INFORMATION PROVIDED:

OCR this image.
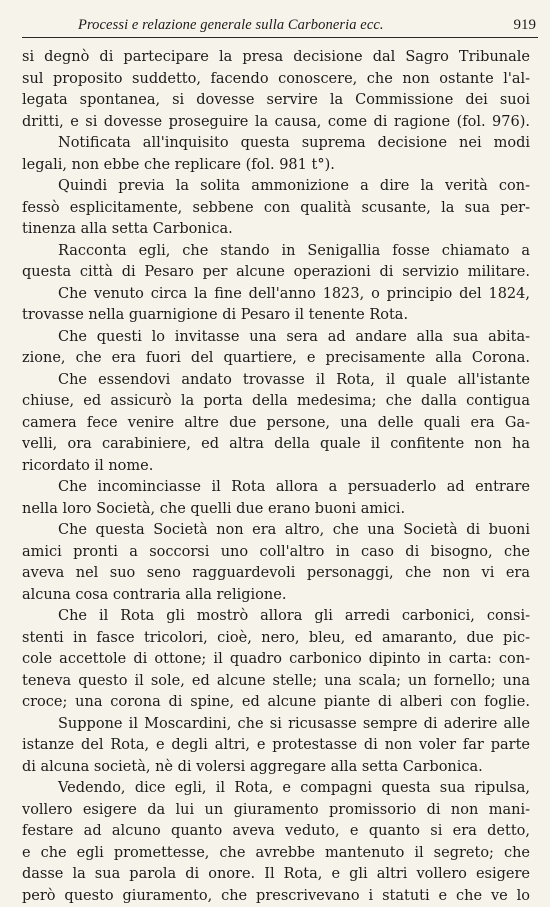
Processi e relazione generale sulla Carboneria ecc.	919
si degnò di partecipare la presa decisione dal Sagro Tribunale
sul proposito suddetto, facendo conoscere, che non ostante l'al-
legata spontanea, si dovesse servire la Commissione dei suoi
dritti, e si dovesse proseguire la causa, come di ragione (fol. 976).
Notificata all'inquisito questa suprema decisione nei modi
legali, non ebbe che replicare (fol. 981 t°).
Quindi previa la solita ammonizione a dire la verità con-
fessò esplicitamente, sebbene con qualità scusante, la sua per-
tinenza alla setta Carbonica.
Racconta egli, che stando in Senigallia fosse chiamato a
questa città di Pesaro per alcune operazioni di servizio militare.
Che venuto circa la fine dell'anno 1823, o principio del 1824,
trovasse nella guarnigione di Pesaro il tenente Rota.
Che questi lo invitasse una sera ad andare alla sua abita-
zione, che era fuori del quartiere, e precisamente alla Corona.
Che essendovi andato trovasse il Rota, il quale all'istante
chiuse, ed assicurò la porta della medesima; che dalla contigua
camera fece venire altre due persone, una delle quali era Ga-
velli, ora carabiniere, ed altra della quale il confitente non ha
ricordato il nome.
Che incominciasse il Rota allora a persuaderlo ad entrare
nella loro Società, che quelli due erano buoni amici.
Che questa Società non era altro, che una Società di buoni
amici pronti a soccorsi uno coll'altro in caso di bisogno, che
aveva nel suo seno ragguardevoli personaggi, che non vi era
alcuna cosa contraria alla religione.
Che il Rota gli mostrò allora gli arredi carbonici, consi-
stenti in fasce tricolori, cioè, nero, bleu, ed amaranto, due pic-
cole accettole di ottone; il quadro carbonico dipinto in carta: con-
teneva questo il sole, ed alcune stelle; una scala; un fornello; una
croce; una corona di spine, ed alcune piante di alberi con foglie.
Suppone il Moscardini, che si ricusasse sempre di aderire alle
istanze del Rota, e degli altri, e protestasse di non voler far parte
di alcuna società, nè di volersi aggregare alla setta Carbonica.
Vedendo, dice egli, il Rota, e compagni questa sua ripulsa,
vollero esigere da lui un giuramento promissorio di non mani-
festare ad alcuno quanto aveva veduto, e quanto si era detto,
e che egli promettesse, che avrebbe mantenuto il segreto; che
dasse la sua parola di onore. Il Rota, e gli altri vollero esigere
però questo giuramento, che prescrivevano i statuti e che ve lo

TASK: Go through the records and pull out each line that includes the word "Pesaro".

EXERCISE SOLUTION:
questa città di Pesaro per alcune operazioni di servizio militare.
trovasse nella guarnigione di Pesaro il tenente Rota.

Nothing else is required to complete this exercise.